**What is asked:**
What follows is a block of records; restate each one word for word.

**Raw records:**
_ _ _ _

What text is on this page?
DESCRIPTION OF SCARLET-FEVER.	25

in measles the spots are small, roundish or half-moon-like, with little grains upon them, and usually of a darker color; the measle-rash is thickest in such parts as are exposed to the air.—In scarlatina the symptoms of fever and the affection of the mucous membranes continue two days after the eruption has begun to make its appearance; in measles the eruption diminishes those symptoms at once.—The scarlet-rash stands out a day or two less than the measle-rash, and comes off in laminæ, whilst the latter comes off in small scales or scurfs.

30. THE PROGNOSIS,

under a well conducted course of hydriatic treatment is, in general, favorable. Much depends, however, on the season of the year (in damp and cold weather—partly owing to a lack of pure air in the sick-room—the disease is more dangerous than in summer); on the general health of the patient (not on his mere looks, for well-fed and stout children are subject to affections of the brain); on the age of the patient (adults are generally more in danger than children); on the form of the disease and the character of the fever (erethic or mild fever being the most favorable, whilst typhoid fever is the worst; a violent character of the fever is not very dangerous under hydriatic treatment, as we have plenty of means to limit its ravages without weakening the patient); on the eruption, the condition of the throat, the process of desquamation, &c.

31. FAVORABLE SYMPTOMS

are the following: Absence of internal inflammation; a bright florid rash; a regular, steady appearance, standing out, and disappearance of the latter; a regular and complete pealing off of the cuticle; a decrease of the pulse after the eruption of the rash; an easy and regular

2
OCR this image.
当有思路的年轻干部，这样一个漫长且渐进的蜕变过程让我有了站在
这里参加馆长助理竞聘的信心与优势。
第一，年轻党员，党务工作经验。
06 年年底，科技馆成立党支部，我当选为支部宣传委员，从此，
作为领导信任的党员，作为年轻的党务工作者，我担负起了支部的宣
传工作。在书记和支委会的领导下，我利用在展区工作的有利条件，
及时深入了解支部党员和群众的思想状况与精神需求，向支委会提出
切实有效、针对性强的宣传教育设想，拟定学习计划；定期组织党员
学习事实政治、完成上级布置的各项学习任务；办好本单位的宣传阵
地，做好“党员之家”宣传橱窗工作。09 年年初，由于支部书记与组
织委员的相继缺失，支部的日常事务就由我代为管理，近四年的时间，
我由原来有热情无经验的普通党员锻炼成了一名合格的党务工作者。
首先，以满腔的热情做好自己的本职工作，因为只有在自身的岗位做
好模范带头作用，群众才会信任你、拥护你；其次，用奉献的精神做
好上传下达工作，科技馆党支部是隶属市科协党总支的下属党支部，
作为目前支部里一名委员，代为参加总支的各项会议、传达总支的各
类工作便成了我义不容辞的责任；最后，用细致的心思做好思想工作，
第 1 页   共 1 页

_ _ _ _

**Answer to this exercise:**
What text is on this page?
DESCRIPTION OF SCARLET-FEVER.	25

in measles the spots are small, roundish or half-moon-like, with little grains upon them, and usually of a darker color; the measle-rash is thickest in such parts as are exposed to the air.—In scarlatina the symptoms of fever and the affection of the mucous membranes continue two days after the eruption has begun to make its appearance; in measles the eruption diminishes those symptoms at once.—The scarlet-rash stands out a day or two less than the measle-rash, and comes off in laminæ, whilst the latter comes off in small scales or scurfs.

30. THE PROGNOSIS,

under a well conducted course of hydriatic treatment is, in general, favorable. Much depends, however, on the season of the year (in damp and cold weather—partly owing to a lack of pure air in the sick-room—the disease is more dangerous than in summer); on the general health of the patient (not on his mere looks, for well-fed and stout children are subject to affections of the brain); on the age of the patient (adults are generally more in danger than children); on the form of the disease and the character of the fever (erethic or mild fever being the most favorable, whilst typhoid fever is the worst; a violent character of the fever is not very dangerous under hydriatic treatment, as we have plenty of means to limit its ravages without weakening the patient); on the eruption, the condition of the throat, the process of desquamation, &c.

31. FAVORABLE SYMPTOMS

are the following: Absence of internal inflammation; a bright florid rash; a regular, steady appearance, standing out, and disappearance of the latter; a regular and complete pealing off of the cuticle; a decrease of the pulse after the eruption of the rash; an easy and regular

2
OCR this image.
当有思路的年轻干部，这样一个漫长且渐进的蜕变过程让我有了站在
这里参加馆长助理竞聘的信心与优势。
第一，年轻党员，党务工作经验。
06 年年底，科技馆成立党支部，我当选为支部宣传委员，从此，
作为领导信任的党员，作为年轻的党务工作者，我担负起了支部的宣
传工作。在书记和支委会的领导下，我利用在展区工作的有利条件，
及时深入了解支部党员和群众的思想状况与精神需求，向支委会提出
切实有效、针对性强的宣传教育设想，拟定学习计划；定期组织党员
学习事实政治、完成上级布置的各项学习任务；办好本单位的宣传阵
地，做好“党员之家”宣传橱窗工作。09 年年初，由于支部书记与组
织委员的相继缺失，支部的日常事务就由我代为管理，近四年的时间，
我由原来有热情无经验的普通党员锻炼成了一名合格的党务工作者。
首先，以满腔的热情做好自己的本职工作，因为只有在自身的岗位做
好模范带头作用，群众才会信任你、拥护你；其次，用奉献的精神做
好上传下达工作，科技馆党支部是隶属市科协党总支的下属党支部，
作为目前支部里一名委员，代为参加总支的各项会议、传达总支的各
类工作便成了我义不容辞的责任；最后，用细致的心思做好思想工作，
第 1 页   共 1 页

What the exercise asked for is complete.